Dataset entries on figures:

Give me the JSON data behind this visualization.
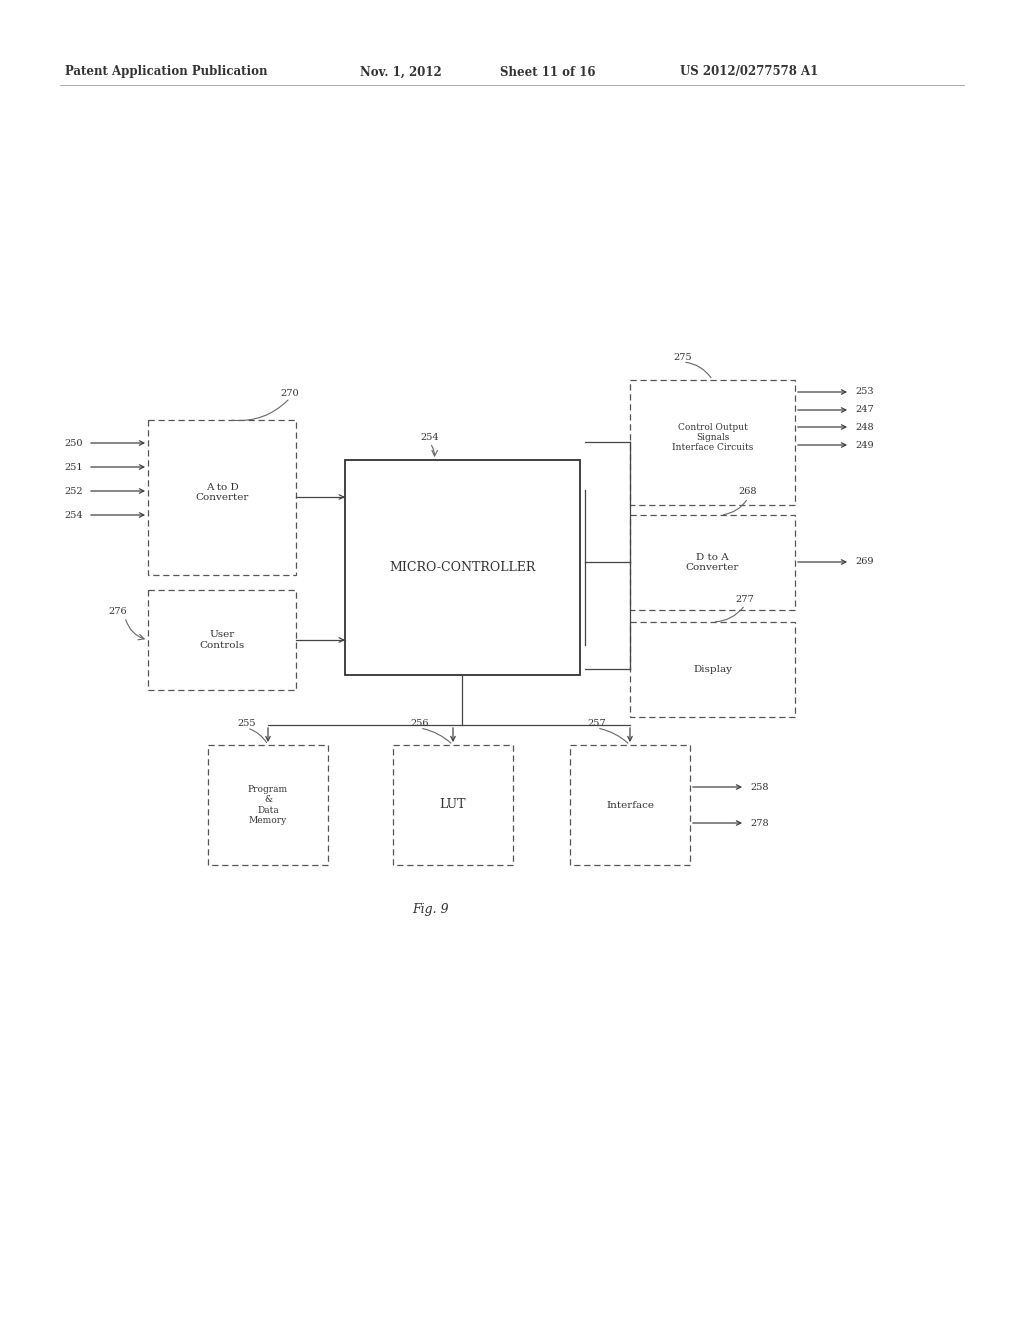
{
  "bg_color": "#ffffff",
  "header_text": "Patent Application Publication",
  "header_date": "Nov. 1, 2012",
  "header_sheet": "Sheet 11 of 16",
  "header_patent": "US 2012/0277578 A1",
  "fig_label": "Fig. 9",
  "line_color": "#444444",
  "text_color": "#333333"
}
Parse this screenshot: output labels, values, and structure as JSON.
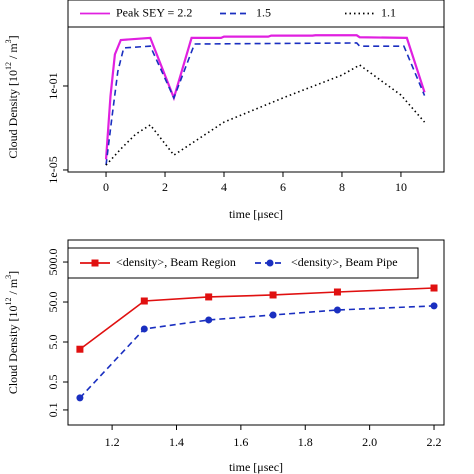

DIRECTION: All the records need to be repeated exactly, with the images dropped.

THE REPLY:
Give me the JSON data behind this visualization.
{
  "bg_color": "#ffffff",
  "header_text": "Patent Application Publication",
  "header_date": "Nov. 1, 2012",
  "header_sheet": "Sheet 11 of 16",
  "header_patent": "US 2012/0277578 A1",
  "fig_label": "Fig. 9",
  "line_color": "#444444",
  "text_color": "#333333"
}
Parse this screenshot: output labels, values, and structure as JSON.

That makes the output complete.